**EXERCISE GOAL:**
Please change every "candle-body" in the material below to "candlestick", and keep all other text the same.

**MATERIAL:**
start

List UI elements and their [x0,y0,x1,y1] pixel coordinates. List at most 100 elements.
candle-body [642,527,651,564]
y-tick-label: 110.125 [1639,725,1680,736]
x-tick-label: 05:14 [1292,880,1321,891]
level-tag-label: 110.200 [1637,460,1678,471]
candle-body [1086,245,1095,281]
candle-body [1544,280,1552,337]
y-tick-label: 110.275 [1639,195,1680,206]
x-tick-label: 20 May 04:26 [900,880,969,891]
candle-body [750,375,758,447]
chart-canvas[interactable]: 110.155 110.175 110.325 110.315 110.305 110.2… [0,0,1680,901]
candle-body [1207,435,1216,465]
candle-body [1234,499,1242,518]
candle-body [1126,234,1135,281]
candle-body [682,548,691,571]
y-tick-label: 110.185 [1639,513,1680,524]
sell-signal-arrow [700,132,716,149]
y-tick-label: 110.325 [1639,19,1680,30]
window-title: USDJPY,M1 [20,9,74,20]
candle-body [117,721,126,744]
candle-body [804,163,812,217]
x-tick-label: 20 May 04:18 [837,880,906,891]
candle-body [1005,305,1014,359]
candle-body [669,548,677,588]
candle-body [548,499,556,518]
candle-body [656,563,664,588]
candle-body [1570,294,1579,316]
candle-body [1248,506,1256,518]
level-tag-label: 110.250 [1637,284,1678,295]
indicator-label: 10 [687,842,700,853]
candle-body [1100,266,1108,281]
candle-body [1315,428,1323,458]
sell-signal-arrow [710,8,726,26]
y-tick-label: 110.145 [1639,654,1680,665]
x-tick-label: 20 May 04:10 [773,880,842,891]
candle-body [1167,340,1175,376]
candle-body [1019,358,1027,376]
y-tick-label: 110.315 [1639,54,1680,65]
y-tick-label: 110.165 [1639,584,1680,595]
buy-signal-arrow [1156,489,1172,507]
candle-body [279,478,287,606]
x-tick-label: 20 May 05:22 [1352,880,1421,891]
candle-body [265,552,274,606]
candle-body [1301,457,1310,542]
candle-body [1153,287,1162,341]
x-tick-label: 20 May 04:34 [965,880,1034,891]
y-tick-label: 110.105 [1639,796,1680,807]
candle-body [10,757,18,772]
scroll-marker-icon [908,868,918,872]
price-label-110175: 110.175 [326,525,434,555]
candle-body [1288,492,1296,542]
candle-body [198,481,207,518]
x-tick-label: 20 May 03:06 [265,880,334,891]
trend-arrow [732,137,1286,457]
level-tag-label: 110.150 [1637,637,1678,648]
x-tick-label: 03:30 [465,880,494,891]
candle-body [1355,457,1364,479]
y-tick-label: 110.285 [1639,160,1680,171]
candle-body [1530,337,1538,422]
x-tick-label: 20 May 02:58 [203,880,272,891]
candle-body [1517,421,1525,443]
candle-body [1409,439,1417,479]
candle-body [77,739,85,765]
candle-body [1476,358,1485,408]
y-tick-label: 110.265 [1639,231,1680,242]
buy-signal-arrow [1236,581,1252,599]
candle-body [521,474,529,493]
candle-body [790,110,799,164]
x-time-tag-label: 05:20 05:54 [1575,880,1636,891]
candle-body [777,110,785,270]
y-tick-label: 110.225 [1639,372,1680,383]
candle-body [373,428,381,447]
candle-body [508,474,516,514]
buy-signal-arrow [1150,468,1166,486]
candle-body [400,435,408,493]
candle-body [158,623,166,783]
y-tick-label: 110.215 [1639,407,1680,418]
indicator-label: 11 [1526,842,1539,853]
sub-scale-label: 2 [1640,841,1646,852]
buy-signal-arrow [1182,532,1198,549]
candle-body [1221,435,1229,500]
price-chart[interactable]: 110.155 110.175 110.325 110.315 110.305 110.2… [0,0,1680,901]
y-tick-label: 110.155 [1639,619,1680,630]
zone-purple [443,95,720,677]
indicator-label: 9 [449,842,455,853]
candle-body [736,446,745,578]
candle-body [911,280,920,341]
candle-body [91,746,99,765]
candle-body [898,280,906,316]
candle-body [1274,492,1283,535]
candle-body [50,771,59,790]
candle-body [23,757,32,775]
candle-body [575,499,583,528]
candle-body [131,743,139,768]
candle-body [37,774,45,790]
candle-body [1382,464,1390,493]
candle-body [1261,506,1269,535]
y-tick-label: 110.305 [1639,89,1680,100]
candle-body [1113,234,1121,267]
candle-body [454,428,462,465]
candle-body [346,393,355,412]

end

**THE REPLY:**
List UI elements and their [x0,y0,x1,y1] pixel coordinates. List at most 100 elements.
candlestick [642,527,651,564]
y-tick-label: 110.125 [1639,725,1680,736]
x-tick-label: 05:14 [1292,880,1321,891]
level-tag-label: 110.200 [1637,460,1678,471]
candlestick [1086,245,1095,281]
candlestick [1544,280,1552,337]
y-tick-label: 110.275 [1639,195,1680,206]
x-tick-label: 20 May 04:26 [900,880,969,891]
candlestick [750,375,758,447]
chart-canvas[interactable]: 110.155 110.175 110.325 110.315 110.305 110.2… [0,0,1680,901]
candlestick [1207,435,1216,465]
candlestick [1234,499,1242,518]
candlestick [1126,234,1135,281]
candlestick [682,548,691,571]
y-tick-label: 110.185 [1639,513,1680,524]
sell-signal-arrow [700,132,716,149]
y-tick-label: 110.325 [1639,19,1680,30]
window-title: USDJPY,M1 [20,9,74,20]
candlestick [117,721,126,744]
candlestick [804,163,812,217]
x-tick-label: 20 May 04:18 [837,880,906,891]
candlestick [1005,305,1014,359]
candlestick [669,548,677,588]
candlestick [548,499,556,518]
candlestick [656,563,664,588]
candlestick [1570,294,1579,316]
candlestick [1248,506,1256,518]
level-tag-label: 110.250 [1637,284,1678,295]
indicator-label: 10 [687,842,700,853]
candlestick [1100,266,1108,281]
candlestick [1315,428,1323,458]
sell-signal-arrow [710,8,726,26]
y-tick-label: 110.145 [1639,654,1680,665]
x-tick-label: 20 May 04:10 [773,880,842,891]
candlestick [1167,340,1175,376]
candlestick [1019,358,1027,376]
y-tick-label: 110.315 [1639,54,1680,65]
y-tick-label: 110.165 [1639,584,1680,595]
buy-signal-arrow [1156,489,1172,507]
candlestick [279,478,287,606]
x-tick-label: 20 May 05:22 [1352,880,1421,891]
candlestick [265,552,274,606]
candlestick [1301,457,1310,542]
candlestick [1153,287,1162,341]
x-tick-label: 20 May 04:34 [965,880,1034,891]
y-tick-label: 110.105 [1639,796,1680,807]
candlestick [10,757,18,772]
scroll-marker-icon [908,868,918,872]
price-label-110175: 110.175 [326,525,434,555]
candlestick [1288,492,1296,542]
candlestick [198,481,207,518]
x-tick-label: 20 May 03:06 [265,880,334,891]
trend-arrow [732,137,1286,457]
level-tag-label: 110.150 [1637,637,1678,648]
x-tick-label: 03:30 [465,880,494,891]
candlestick [1355,457,1364,479]
y-tick-label: 110.285 [1639,160,1680,171]
candlestick [1530,337,1538,422]
x-tick-label: 20 May 02:58 [203,880,272,891]
candlestick [1517,421,1525,443]
candlestick [1409,439,1417,479]
candlestick [77,739,85,765]
candlestick [1476,358,1485,408]
y-tick-label: 110.265 [1639,231,1680,242]
buy-signal-arrow [1236,581,1252,599]
candlestick [521,474,529,493]
candlestick [790,110,799,164]
x-time-tag-label: 05:20 05:54 [1575,880,1636,891]
candlestick [777,110,785,270]
y-tick-label: 110.225 [1639,372,1680,383]
candlestick [373,428,381,447]
candlestick [508,474,516,514]
buy-signal-arrow [1150,468,1166,486]
candlestick [400,435,408,493]
candlestick [158,623,166,783]
y-tick-label: 110.215 [1639,407,1680,418]
indicator-label: 11 [1526,842,1539,853]
sub-scale-label: 2 [1640,841,1646,852]
buy-signal-arrow [1182,532,1198,549]
candlestick [1221,435,1229,500]
price-chart[interactable]: 110.155 110.175 110.325 110.315 110.305 110.2… [0,0,1680,901]
y-tick-label: 110.155 [1639,619,1680,630]
zone-purple [443,95,720,677]
indicator-label: 9 [449,842,455,853]
candlestick [736,446,745,578]
candlestick [911,280,920,341]
candlestick [91,746,99,765]
candlestick [898,280,906,316]
candlestick [1274,492,1283,535]
candlestick [50,771,59,790]
candlestick [23,757,32,775]
candlestick [575,499,583,528]
candlestick [131,743,139,768]
candlestick [37,774,45,790]
candlestick [1382,464,1390,493]
candlestick [1261,506,1269,535]
y-tick-label: 110.305 [1639,89,1680,100]
candlestick [1113,234,1121,267]
candlestick [454,428,462,465]
candlestick [346,393,355,412]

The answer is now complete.